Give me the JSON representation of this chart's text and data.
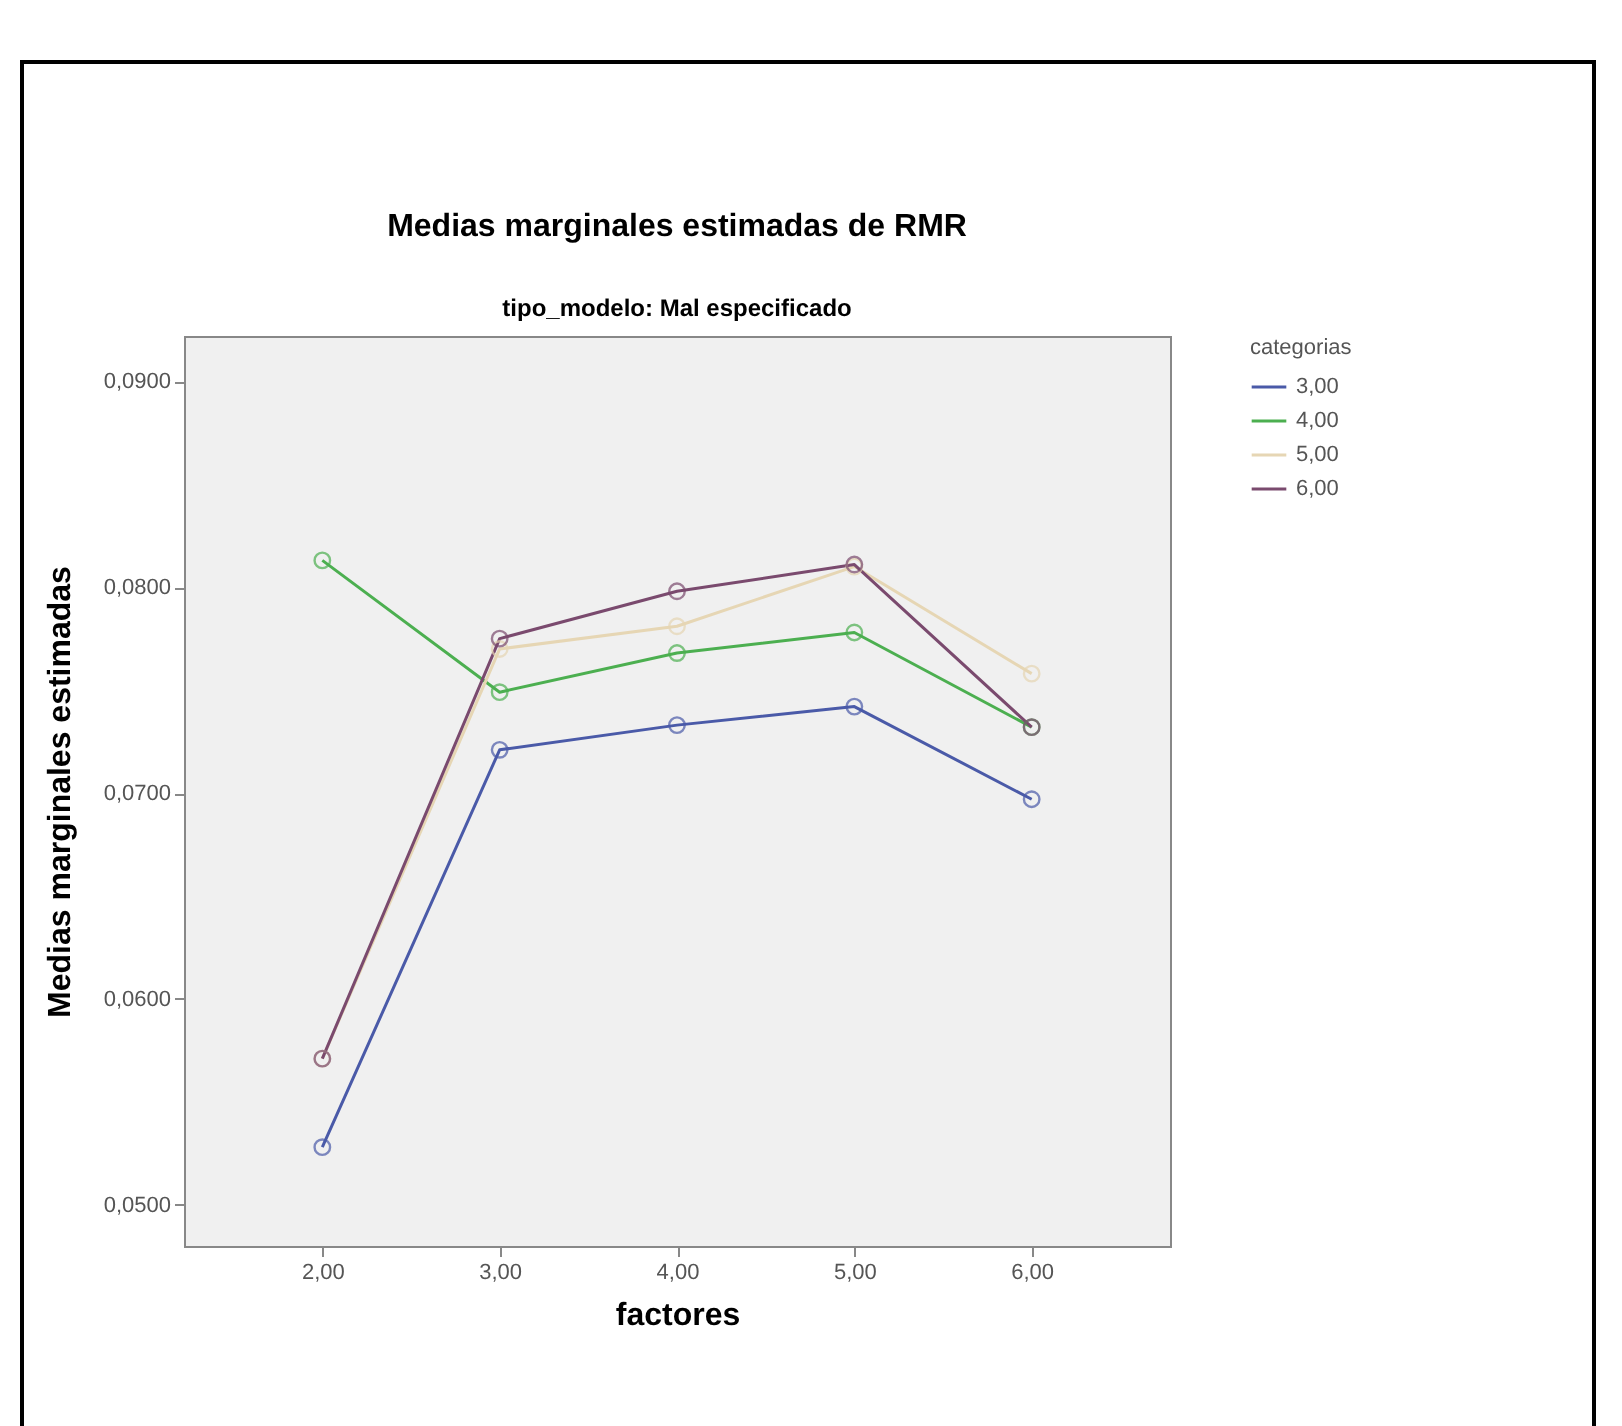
{
  "chart_data": {
    "type": "line",
    "title": "Medias marginales estimadas de RMR",
    "subtitle": "tipo_modelo: Mal especificado",
    "xlabel": "factores",
    "ylabel": "Medias marginales estimadas",
    "legend_title": "categorias",
    "categories": [
      "2,00",
      "3,00",
      "4,00",
      "5,00",
      "6,00"
    ],
    "series": [
      {
        "name": "3,00",
        "color": "#4a5aa8",
        "values": [
          0.0528,
          0.0721,
          0.0733,
          0.0742,
          0.0697
        ]
      },
      {
        "name": "4,00",
        "color": "#4caf50",
        "values": [
          0.0813,
          0.0749,
          0.0768,
          0.0778,
          0.0732
        ]
      },
      {
        "name": "5,00",
        "color": "#e6d6b4",
        "values": [
          0.0571,
          0.077,
          0.0781,
          0.081,
          0.0758
        ]
      },
      {
        "name": "6,00",
        "color": "#7a4a6e",
        "values": [
          0.0571,
          0.0775,
          0.0798,
          0.0811,
          0.0732
        ]
      }
    ],
    "ylim": [
      0.048,
      0.0922
    ],
    "yticks": [
      {
        "value": 0.05,
        "label": "0,0500"
      },
      {
        "value": 0.06,
        "label": "0,0600"
      },
      {
        "value": 0.07,
        "label": "0,0700"
      },
      {
        "value": 0.08,
        "label": "0,0800"
      },
      {
        "value": 0.09,
        "label": "0,0900"
      }
    ],
    "grid": false,
    "legend": "right",
    "marker": "circle"
  }
}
※
## Exercise description:
Transcribe the preceding listing in its entirety and with exact wording, leaving out pictures.

## Exercise response:
Give me the JSON representation of this chart's text and data.
{
  "chart_data": {
    "type": "line",
    "title": "Medias marginales estimadas de RMR",
    "subtitle": "tipo_modelo: Mal especificado",
    "xlabel": "factores",
    "ylabel": "Medias marginales estimadas",
    "legend_title": "categorias",
    "categories": [
      "2,00",
      "3,00",
      "4,00",
      "5,00",
      "6,00"
    ],
    "series": [
      {
        "name": "3,00",
        "color": "#4a5aa8",
        "values": [
          0.0528,
          0.0721,
          0.0733,
          0.0742,
          0.0697
        ]
      },
      {
        "name": "4,00",
        "color": "#4caf50",
        "values": [
          0.0813,
          0.0749,
          0.0768,
          0.0778,
          0.0732
        ]
      },
      {
        "name": "5,00",
        "color": "#e6d6b4",
        "values": [
          0.0571,
          0.077,
          0.0781,
          0.081,
          0.0758
        ]
      },
      {
        "name": "6,00",
        "color": "#7a4a6e",
        "values": [
          0.0571,
          0.0775,
          0.0798,
          0.0811,
          0.0732
        ]
      }
    ],
    "ylim": [
      0.048,
      0.0922
    ],
    "yticks": [
      {
        "value": 0.05,
        "label": "0,0500"
      },
      {
        "value": 0.06,
        "label": "0,0600"
      },
      {
        "value": 0.07,
        "label": "0,0700"
      },
      {
        "value": 0.08,
        "label": "0,0800"
      },
      {
        "value": 0.09,
        "label": "0,0900"
      }
    ],
    "grid": false,
    "legend": "right",
    "marker": "circle"
  }
}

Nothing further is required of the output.